Saved data entries
------------------------------------

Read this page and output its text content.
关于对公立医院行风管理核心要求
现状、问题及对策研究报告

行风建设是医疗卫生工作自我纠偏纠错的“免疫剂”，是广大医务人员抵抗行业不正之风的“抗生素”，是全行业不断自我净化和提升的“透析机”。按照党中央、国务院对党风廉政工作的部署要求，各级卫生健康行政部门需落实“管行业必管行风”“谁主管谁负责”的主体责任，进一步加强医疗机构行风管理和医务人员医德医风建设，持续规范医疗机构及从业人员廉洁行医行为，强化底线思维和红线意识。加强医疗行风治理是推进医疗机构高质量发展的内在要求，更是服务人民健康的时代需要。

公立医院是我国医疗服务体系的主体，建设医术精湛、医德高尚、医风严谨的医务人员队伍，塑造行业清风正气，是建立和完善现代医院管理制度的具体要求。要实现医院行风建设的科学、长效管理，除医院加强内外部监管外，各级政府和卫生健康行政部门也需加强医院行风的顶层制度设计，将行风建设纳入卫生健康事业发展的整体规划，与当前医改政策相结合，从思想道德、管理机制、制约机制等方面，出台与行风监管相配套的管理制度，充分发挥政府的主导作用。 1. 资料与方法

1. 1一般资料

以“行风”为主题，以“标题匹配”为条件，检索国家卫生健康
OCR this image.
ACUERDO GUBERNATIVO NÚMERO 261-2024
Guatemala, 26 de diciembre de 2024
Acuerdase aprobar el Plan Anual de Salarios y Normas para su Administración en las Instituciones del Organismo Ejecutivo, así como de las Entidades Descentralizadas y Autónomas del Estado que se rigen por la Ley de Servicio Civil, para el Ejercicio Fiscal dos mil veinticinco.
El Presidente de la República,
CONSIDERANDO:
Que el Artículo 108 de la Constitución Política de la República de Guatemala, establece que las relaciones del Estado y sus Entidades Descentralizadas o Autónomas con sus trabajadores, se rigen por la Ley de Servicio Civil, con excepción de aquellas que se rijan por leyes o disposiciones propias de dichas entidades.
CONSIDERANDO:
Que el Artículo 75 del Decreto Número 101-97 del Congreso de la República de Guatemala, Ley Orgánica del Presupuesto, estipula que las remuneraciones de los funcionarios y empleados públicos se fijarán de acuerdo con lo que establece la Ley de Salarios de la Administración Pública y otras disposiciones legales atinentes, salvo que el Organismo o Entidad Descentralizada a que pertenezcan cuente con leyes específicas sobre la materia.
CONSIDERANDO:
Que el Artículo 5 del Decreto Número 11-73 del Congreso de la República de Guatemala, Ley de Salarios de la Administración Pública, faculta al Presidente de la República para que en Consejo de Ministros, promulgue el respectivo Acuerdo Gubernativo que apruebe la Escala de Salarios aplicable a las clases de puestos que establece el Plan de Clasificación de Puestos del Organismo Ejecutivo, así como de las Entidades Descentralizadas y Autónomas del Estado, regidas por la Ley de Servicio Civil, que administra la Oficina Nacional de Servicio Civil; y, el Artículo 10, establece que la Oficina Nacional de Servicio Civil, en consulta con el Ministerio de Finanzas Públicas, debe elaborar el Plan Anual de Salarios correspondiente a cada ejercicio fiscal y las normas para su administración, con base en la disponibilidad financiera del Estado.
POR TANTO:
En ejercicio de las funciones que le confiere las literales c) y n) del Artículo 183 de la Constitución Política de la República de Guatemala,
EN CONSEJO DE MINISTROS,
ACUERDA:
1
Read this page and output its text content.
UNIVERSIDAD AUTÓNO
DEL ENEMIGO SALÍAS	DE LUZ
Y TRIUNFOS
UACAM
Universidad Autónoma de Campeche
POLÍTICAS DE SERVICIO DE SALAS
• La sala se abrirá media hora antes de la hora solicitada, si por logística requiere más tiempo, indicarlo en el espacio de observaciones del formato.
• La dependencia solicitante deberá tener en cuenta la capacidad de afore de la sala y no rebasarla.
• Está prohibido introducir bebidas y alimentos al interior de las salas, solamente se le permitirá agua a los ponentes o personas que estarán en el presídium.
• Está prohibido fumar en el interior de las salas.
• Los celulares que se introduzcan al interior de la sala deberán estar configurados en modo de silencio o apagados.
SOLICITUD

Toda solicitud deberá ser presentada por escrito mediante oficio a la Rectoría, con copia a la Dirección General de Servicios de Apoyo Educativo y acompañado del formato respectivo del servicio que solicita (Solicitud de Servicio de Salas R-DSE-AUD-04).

------------------------------------

To do: Pull out each line of the records holding the string "rigen".

Completed exercise:
Acuerdase aprobar el Plan Anual de Salarios y Normas para su Administración en las Instituciones del Organismo Ejecutivo, así como de las Entidades Descentralizadas y Autónomas del Estado que se rigen por la Ley de Servicio Civil, para el Ejercicio Fiscal dos mil veinticinco.
Que el Artículo 108 de la Constitución Política de la República de Guatemala, establece que las relaciones del Estado y sus Entidades Descentralizadas o Autónomas con sus trabajadores, se rigen por la Ley de Servicio Civil, con excepción de aquellas que se rijan por leyes o disposiciones propias de dichas entidades.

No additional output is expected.